-- BEGIN Recorded data --

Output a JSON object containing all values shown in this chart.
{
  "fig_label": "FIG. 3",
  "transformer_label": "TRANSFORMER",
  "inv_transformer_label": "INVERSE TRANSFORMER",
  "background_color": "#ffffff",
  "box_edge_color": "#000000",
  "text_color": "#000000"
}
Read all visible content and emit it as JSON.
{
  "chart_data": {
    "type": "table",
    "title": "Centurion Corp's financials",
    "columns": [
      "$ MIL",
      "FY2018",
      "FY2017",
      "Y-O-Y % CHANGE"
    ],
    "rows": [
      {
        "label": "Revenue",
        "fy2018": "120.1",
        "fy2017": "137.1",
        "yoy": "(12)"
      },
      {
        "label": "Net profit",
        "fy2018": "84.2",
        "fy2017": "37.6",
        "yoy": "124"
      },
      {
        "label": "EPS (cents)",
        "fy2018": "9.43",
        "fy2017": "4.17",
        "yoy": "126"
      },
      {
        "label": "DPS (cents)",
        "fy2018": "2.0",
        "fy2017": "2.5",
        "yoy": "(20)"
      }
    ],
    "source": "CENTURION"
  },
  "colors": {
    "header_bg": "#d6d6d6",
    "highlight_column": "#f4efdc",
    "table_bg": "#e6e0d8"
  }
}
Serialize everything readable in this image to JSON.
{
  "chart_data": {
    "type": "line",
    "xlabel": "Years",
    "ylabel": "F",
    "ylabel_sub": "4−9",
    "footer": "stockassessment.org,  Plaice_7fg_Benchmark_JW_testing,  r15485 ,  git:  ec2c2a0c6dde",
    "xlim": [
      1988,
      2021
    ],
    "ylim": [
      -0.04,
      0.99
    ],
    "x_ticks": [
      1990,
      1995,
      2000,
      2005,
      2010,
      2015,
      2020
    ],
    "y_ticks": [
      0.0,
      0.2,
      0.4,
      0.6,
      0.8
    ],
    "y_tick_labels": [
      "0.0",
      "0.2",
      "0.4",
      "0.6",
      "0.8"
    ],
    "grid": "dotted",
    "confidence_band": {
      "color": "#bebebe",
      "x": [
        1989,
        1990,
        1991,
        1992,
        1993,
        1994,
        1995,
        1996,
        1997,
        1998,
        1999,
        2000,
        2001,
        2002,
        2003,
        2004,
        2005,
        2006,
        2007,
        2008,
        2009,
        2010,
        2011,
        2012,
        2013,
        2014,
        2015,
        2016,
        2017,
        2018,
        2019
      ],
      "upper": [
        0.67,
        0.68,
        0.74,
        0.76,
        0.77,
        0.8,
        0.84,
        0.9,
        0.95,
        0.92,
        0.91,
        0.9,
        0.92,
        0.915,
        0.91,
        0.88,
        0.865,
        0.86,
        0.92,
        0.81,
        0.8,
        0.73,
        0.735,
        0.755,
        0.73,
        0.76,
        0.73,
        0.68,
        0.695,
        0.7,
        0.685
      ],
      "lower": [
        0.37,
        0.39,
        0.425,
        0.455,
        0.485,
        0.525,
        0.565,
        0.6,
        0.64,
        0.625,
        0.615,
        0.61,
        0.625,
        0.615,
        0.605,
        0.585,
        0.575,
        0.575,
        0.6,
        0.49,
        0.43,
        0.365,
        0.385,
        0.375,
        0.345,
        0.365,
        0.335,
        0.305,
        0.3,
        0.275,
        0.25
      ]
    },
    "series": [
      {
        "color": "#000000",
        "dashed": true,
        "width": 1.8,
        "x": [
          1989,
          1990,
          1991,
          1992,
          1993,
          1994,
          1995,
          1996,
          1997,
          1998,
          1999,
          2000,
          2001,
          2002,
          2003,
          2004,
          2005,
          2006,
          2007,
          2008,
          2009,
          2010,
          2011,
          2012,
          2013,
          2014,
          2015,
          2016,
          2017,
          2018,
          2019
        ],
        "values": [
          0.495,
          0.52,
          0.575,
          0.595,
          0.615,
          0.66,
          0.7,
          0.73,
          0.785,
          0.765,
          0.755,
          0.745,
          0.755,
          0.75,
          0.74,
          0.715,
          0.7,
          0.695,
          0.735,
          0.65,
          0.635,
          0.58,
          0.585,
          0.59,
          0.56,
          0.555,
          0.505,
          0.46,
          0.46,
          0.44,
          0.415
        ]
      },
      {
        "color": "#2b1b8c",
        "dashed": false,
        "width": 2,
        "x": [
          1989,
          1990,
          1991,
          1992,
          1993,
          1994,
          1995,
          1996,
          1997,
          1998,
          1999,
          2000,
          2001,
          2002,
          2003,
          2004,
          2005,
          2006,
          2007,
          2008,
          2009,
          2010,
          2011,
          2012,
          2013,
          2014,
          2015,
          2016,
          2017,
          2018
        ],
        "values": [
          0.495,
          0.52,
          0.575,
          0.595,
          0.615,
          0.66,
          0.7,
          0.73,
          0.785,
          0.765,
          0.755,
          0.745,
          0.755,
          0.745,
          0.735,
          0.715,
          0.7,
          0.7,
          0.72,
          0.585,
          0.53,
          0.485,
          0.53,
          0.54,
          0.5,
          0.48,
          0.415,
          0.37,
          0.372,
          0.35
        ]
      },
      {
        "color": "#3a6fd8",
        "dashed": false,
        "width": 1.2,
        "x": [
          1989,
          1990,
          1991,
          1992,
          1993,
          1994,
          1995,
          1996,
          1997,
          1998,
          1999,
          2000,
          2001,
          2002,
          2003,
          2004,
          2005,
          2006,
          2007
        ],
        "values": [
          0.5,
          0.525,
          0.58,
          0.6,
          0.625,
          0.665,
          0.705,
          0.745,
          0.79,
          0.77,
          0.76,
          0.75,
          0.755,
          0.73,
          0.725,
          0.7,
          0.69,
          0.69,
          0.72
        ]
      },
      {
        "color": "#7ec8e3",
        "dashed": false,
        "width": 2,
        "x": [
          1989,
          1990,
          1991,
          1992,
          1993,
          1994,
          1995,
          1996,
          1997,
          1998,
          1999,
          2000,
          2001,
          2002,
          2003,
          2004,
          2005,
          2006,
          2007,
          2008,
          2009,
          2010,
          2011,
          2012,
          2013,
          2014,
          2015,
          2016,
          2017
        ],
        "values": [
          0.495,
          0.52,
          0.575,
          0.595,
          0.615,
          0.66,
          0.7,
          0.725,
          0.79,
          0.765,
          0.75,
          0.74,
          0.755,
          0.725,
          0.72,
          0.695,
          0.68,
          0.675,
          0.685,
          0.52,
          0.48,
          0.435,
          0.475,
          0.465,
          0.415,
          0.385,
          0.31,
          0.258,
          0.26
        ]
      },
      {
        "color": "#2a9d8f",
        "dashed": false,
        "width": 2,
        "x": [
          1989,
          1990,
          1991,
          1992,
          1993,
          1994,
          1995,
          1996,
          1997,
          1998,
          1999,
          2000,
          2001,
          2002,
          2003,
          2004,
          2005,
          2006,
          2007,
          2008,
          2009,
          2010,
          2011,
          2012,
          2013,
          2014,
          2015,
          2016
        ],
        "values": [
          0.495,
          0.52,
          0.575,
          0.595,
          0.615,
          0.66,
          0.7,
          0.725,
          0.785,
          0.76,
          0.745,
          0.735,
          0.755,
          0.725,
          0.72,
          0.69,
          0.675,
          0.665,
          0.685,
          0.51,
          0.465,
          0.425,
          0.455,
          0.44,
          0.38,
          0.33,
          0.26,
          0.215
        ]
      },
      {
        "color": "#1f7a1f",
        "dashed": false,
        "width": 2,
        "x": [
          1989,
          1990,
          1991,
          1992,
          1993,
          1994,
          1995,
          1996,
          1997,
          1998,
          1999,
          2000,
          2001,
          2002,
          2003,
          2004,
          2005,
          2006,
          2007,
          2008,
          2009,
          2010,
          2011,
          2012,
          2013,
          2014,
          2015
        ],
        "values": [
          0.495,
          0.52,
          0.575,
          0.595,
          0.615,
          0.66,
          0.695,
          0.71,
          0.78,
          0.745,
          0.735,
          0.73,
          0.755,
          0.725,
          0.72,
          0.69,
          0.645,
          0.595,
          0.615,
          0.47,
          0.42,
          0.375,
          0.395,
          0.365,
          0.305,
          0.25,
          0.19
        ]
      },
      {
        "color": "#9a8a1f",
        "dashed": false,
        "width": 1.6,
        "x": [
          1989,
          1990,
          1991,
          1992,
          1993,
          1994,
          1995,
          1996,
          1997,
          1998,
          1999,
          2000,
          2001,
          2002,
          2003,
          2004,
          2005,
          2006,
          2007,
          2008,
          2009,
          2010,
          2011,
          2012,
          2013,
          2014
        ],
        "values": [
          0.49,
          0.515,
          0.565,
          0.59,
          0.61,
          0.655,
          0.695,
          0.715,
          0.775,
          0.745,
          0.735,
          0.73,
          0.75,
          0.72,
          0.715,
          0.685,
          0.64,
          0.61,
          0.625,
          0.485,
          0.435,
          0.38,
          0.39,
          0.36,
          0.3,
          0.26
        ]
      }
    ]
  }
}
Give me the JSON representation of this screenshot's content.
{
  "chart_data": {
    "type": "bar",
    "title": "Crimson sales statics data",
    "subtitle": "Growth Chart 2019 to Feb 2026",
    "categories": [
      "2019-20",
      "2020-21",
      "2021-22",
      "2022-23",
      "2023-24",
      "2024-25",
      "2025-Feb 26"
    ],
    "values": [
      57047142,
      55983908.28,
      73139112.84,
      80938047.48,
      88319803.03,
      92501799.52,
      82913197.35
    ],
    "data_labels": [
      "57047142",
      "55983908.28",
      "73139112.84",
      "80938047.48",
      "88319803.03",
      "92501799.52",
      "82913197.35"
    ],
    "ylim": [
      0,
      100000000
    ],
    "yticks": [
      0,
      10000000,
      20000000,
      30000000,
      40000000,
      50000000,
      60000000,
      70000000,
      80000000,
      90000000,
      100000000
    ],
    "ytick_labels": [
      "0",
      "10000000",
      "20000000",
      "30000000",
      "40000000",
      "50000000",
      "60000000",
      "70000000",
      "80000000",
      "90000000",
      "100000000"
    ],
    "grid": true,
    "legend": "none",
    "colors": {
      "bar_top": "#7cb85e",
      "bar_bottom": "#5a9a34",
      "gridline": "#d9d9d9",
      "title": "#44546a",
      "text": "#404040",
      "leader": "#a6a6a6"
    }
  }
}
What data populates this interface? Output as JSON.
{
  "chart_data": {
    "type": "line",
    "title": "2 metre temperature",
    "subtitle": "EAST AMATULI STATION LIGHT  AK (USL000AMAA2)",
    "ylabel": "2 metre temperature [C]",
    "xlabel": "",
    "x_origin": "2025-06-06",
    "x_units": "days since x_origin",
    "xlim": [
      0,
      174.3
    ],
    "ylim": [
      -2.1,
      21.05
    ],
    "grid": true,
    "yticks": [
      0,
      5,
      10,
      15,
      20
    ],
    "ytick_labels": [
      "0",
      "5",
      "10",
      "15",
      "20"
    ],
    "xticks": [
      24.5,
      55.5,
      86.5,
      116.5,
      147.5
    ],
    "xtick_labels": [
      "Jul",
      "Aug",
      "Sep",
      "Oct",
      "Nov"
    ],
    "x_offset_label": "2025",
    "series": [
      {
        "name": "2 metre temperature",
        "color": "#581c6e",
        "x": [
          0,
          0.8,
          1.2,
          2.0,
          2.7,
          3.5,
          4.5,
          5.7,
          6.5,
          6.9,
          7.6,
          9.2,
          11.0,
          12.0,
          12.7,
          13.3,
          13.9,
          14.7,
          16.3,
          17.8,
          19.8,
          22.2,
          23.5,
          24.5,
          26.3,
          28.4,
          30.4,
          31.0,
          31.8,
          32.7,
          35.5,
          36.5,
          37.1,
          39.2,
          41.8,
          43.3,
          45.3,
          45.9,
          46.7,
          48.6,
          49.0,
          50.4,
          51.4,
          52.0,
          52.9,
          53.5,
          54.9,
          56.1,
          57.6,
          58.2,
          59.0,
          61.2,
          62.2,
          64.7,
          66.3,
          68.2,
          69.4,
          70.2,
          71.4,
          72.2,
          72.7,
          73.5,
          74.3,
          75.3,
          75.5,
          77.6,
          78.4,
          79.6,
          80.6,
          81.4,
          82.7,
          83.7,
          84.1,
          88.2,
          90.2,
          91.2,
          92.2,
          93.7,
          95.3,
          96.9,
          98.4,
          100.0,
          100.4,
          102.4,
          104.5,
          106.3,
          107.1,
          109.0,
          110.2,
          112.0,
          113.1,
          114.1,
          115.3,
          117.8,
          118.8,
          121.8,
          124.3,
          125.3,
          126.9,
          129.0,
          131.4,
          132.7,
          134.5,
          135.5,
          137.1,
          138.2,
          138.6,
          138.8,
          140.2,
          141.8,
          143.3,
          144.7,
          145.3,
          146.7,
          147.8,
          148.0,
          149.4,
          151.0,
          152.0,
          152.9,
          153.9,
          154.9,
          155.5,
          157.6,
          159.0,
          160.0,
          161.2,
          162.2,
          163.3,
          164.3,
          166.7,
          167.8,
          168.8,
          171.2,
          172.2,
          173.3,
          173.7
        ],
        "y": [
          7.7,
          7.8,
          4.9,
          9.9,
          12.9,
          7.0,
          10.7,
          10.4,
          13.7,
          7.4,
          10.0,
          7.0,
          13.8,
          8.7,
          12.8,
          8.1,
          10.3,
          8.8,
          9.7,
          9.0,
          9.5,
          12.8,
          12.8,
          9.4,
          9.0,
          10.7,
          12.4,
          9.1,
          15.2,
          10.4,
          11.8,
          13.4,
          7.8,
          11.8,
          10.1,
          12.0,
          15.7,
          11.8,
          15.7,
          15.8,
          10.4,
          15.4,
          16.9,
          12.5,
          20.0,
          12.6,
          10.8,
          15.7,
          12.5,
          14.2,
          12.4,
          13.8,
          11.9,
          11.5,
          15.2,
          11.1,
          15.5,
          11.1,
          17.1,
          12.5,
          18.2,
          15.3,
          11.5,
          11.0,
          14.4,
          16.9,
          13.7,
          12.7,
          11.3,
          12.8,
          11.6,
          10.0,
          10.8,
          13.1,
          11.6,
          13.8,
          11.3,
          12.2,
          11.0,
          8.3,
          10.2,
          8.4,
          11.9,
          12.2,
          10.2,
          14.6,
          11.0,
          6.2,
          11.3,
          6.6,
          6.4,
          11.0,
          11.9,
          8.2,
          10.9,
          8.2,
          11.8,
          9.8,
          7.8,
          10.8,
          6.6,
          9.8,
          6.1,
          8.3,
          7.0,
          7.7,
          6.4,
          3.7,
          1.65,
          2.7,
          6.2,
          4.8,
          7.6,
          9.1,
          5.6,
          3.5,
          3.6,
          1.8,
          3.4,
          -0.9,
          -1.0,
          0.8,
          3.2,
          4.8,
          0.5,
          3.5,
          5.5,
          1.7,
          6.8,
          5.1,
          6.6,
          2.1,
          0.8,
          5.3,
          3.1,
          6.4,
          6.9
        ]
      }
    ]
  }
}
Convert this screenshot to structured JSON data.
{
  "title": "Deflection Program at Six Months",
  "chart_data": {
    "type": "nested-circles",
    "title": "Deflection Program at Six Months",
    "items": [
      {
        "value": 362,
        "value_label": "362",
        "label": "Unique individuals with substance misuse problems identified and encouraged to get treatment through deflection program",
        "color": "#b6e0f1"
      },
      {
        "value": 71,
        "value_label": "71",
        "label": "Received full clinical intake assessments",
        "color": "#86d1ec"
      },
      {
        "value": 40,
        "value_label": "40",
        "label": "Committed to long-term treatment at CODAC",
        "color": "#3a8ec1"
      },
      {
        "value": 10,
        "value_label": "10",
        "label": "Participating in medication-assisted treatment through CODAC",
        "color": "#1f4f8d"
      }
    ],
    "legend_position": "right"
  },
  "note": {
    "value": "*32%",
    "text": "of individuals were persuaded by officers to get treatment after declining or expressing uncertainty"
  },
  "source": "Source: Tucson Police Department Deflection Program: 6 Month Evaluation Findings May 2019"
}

-- END Recorded data --

Copy out every line of the listing that contains the string "CODAC".

        "label": "Committed to long-term treatment at CODAC",
        "label": "Participating in medication-assisted treatment through CODAC",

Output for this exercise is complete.